What to work on:
Reproduce each line of the material precisely.

# Material supplied start

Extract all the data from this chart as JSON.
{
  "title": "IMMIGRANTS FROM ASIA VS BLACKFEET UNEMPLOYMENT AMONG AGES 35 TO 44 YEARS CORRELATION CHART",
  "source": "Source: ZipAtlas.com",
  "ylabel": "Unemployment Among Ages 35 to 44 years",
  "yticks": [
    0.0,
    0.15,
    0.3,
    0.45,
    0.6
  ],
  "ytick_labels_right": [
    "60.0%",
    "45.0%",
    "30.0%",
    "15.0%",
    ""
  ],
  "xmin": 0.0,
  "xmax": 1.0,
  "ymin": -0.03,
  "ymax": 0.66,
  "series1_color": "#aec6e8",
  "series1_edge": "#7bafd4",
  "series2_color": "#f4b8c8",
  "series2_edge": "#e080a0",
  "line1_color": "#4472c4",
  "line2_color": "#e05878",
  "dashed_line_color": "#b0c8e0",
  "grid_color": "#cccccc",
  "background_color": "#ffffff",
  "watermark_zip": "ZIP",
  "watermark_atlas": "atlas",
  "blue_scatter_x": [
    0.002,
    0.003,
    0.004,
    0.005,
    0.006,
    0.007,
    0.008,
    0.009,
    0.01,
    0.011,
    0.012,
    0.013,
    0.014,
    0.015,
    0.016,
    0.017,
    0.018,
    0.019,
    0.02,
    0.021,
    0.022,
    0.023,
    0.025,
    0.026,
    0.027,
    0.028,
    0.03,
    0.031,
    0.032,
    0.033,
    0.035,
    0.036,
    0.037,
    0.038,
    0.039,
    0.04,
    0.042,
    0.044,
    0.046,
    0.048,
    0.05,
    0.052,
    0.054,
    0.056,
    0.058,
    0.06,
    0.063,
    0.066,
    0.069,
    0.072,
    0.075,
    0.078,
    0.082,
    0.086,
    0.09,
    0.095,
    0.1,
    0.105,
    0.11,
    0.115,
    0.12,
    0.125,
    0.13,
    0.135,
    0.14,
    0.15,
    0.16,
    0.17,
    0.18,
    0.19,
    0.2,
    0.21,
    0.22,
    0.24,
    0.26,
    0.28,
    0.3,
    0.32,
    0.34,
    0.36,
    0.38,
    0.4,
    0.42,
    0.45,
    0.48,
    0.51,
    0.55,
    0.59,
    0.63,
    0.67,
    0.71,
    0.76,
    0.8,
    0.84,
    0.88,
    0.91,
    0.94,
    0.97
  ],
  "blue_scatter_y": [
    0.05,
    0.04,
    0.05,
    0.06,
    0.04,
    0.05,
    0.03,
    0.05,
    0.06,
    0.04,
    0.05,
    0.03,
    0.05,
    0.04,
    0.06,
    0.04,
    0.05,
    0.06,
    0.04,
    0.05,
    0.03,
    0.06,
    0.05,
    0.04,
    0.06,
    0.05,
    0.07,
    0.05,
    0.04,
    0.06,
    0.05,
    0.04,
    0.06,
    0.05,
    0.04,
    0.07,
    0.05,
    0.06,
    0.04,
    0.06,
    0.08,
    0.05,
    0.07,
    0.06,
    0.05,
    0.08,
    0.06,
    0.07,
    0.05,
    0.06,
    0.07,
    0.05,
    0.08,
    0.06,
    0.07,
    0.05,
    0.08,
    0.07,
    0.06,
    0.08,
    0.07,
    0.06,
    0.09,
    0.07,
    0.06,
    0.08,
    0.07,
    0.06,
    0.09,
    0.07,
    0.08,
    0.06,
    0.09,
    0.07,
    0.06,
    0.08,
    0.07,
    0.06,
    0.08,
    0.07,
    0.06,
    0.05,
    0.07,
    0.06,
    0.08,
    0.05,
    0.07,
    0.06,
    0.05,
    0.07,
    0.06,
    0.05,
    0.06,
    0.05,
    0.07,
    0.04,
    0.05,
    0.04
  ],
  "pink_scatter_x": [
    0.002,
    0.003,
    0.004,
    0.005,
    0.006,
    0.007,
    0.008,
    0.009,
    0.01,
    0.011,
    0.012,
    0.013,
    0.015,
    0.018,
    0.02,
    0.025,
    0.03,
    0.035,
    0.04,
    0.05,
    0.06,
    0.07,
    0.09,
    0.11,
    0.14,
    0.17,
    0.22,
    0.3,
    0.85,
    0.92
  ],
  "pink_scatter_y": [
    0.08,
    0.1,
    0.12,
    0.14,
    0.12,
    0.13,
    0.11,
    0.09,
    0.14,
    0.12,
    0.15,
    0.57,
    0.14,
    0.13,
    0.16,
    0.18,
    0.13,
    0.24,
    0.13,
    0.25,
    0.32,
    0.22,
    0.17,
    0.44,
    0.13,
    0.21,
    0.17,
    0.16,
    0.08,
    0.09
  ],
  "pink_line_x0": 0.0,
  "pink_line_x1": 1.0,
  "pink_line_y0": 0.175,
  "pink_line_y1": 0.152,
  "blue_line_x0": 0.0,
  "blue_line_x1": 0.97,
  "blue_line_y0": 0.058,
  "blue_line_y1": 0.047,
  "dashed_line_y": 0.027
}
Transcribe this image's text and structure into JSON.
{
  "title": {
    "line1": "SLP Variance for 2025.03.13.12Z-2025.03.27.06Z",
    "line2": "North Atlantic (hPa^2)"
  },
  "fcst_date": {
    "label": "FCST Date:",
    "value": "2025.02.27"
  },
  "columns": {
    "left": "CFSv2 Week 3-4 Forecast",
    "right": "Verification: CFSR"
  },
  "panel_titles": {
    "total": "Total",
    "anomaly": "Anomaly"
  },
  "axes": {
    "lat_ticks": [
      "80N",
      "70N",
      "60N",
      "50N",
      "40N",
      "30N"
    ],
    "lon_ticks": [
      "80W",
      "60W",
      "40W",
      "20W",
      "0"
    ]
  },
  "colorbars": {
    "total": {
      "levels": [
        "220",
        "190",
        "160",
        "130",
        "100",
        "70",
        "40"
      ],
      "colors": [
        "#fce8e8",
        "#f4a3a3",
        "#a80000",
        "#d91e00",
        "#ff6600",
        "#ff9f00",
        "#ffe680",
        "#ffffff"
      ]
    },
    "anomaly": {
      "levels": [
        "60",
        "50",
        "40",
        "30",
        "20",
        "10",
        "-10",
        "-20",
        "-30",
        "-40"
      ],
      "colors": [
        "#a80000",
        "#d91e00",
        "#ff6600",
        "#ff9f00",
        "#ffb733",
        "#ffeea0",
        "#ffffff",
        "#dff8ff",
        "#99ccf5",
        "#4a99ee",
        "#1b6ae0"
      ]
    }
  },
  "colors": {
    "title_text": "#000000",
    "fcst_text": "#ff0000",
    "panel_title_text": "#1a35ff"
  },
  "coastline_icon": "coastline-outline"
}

# Material supplied end

Written solution:
Extract all the data from this chart as JSON.
{
  "title": "IMMIGRANTS FROM ASIA VS BLACKFEET UNEMPLOYMENT AMONG AGES 35 TO 44 YEARS CORRELATION CHART",
  "source": "Source: ZipAtlas.com",
  "ylabel": "Unemployment Among Ages 35 to 44 years",
  "yticks": [
    0.0,
    0.15,
    0.3,
    0.45,
    0.6
  ],
  "ytick_labels_right": [
    "60.0%",
    "45.0%",
    "30.0%",
    "15.0%",
    ""
  ],
  "xmin": 0.0,
  "xmax": 1.0,
  "ymin": -0.03,
  "ymax": 0.66,
  "series1_color": "#aec6e8",
  "series1_edge": "#7bafd4",
  "series2_color": "#f4b8c8",
  "series2_edge": "#e080a0",
  "line1_color": "#4472c4",
  "line2_color": "#e05878",
  "dashed_line_color": "#b0c8e0",
  "grid_color": "#cccccc",
  "background_color": "#ffffff",
  "watermark_zip": "ZIP",
  "watermark_atlas": "atlas",
  "blue_scatter_x": [
    0.002,
    0.003,
    0.004,
    0.005,
    0.006,
    0.007,
    0.008,
    0.009,
    0.01,
    0.011,
    0.012,
    0.013,
    0.014,
    0.015,
    0.016,
    0.017,
    0.018,
    0.019,
    0.02,
    0.021,
    0.022,
    0.023,
    0.025,
    0.026,
    0.027,
    0.028,
    0.03,
    0.031,
    0.032,
    0.033,
    0.035,
    0.036,
    0.037,
    0.038,
    0.039,
    0.04,
    0.042,
    0.044,
    0.046,
    0.048,
    0.05,
    0.052,
    0.054,
    0.056,
    0.058,
    0.06,
    0.063,
    0.066,
    0.069,
    0.072,
    0.075,
    0.078,
    0.082,
    0.086,
    0.09,
    0.095,
    0.1,
    0.105,
    0.11,
    0.115,
    0.12,
    0.125,
    0.13,
    0.135,
    0.14,
    0.15,
    0.16,
    0.17,
    0.18,
    0.19,
    0.2,
    0.21,
    0.22,
    0.24,
    0.26,
    0.28,
    0.3,
    0.32,
    0.34,
    0.36,
    0.38,
    0.4,
    0.42,
    0.45,
    0.48,
    0.51,
    0.55,
    0.59,
    0.63,
    0.67,
    0.71,
    0.76,
    0.8,
    0.84,
    0.88,
    0.91,
    0.94,
    0.97
  ],
  "blue_scatter_y": [
    0.05,
    0.04,
    0.05,
    0.06,
    0.04,
    0.05,
    0.03,
    0.05,
    0.06,
    0.04,
    0.05,
    0.03,
    0.05,
    0.04,
    0.06,
    0.04,
    0.05,
    0.06,
    0.04,
    0.05,
    0.03,
    0.06,
    0.05,
    0.04,
    0.06,
    0.05,
    0.07,
    0.05,
    0.04,
    0.06,
    0.05,
    0.04,
    0.06,
    0.05,
    0.04,
    0.07,
    0.05,
    0.06,
    0.04,
    0.06,
    0.08,
    0.05,
    0.07,
    0.06,
    0.05,
    0.08,
    0.06,
    0.07,
    0.05,
    0.06,
    0.07,
    0.05,
    0.08,
    0.06,
    0.07,
    0.05,
    0.08,
    0.07,
    0.06,
    0.08,
    0.07,
    0.06,
    0.09,
    0.07,
    0.06,
    0.08,
    0.07,
    0.06,
    0.09,
    0.07,
    0.08,
    0.06,
    0.09,
    0.07,
    0.06,
    0.08,
    0.07,
    0.06,
    0.08,
    0.07,
    0.06,
    0.05,
    0.07,
    0.06,
    0.08,
    0.05,
    0.07,
    0.06,
    0.05,
    0.07,
    0.06,
    0.05,
    0.06,
    0.05,
    0.07,
    0.04,
    0.05,
    0.04
  ],
  "pink_scatter_x": [
    0.002,
    0.003,
    0.004,
    0.005,
    0.006,
    0.007,
    0.008,
    0.009,
    0.01,
    0.011,
    0.012,
    0.013,
    0.015,
    0.018,
    0.02,
    0.025,
    0.03,
    0.035,
    0.04,
    0.05,
    0.06,
    0.07,
    0.09,
    0.11,
    0.14,
    0.17,
    0.22,
    0.3,
    0.85,
    0.92
  ],
  "pink_scatter_y": [
    0.08,
    0.1,
    0.12,
    0.14,
    0.12,
    0.13,
    0.11,
    0.09,
    0.14,
    0.12,
    0.15,
    0.57,
    0.14,
    0.13,
    0.16,
    0.18,
    0.13,
    0.24,
    0.13,
    0.25,
    0.32,
    0.22,
    0.17,
    0.44,
    0.13,
    0.21,
    0.17,
    0.16,
    0.08,
    0.09
  ],
  "pink_line_x0": 0.0,
  "pink_line_x1": 1.0,
  "pink_line_y0": 0.175,
  "pink_line_y1": 0.152,
  "blue_line_x0": 0.0,
  "blue_line_x1": 0.97,
  "blue_line_y0": 0.058,
  "blue_line_y1": 0.047,
  "dashed_line_y": 0.027
}
Transcribe this image's text and structure into JSON.
{
  "title": {
    "line1": "SLP Variance for 2025.03.13.12Z-2025.03.27.06Z",
    "line2": "North Atlantic (hPa^2)"
  },
  "fcst_date": {
    "label": "FCST Date:",
    "value": "2025.02.27"
  },
  "columns": {
    "left": "CFSv2 Week 3-4 Forecast",
    "right": "Verification: CFSR"
  },
  "panel_titles": {
    "total": "Total",
    "anomaly": "Anomaly"
  },
  "axes": {
    "lat_ticks": [
      "80N",
      "70N",
      "60N",
      "50N",
      "40N",
      "30N"
    ],
    "lon_ticks": [
      "80W",
      "60W",
      "40W",
      "20W",
      "0"
    ]
  },
  "colorbars": {
    "total": {
      "levels": [
        "220",
        "190",
        "160",
        "130",
        "100",
        "70",
        "40"
      ],
      "colors": [
        "#fce8e8",
        "#f4a3a3",
        "#a80000",
        "#d91e00",
        "#ff6600",
        "#ff9f00",
        "#ffe680",
        "#ffffff"
      ]
    },
    "anomaly": {
      "levels": [
        "60",
        "50",
        "40",
        "30",
        "20",
        "10",
        "-10",
        "-20",
        "-30",
        "-40"
      ],
      "colors": [
        "#a80000",
        "#d91e00",
        "#ff6600",
        "#ff9f00",
        "#ffb733",
        "#ffeea0",
        "#ffffff",
        "#dff8ff",
        "#99ccf5",
        "#4a99ee",
        "#1b6ae0"
      ]
    }
  },
  "colors": {
    "title_text": "#000000",
    "fcst_text": "#ff0000",
    "panel_title_text": "#1a35ff"
  },
  "coastline_icon": "coastline-outline"
}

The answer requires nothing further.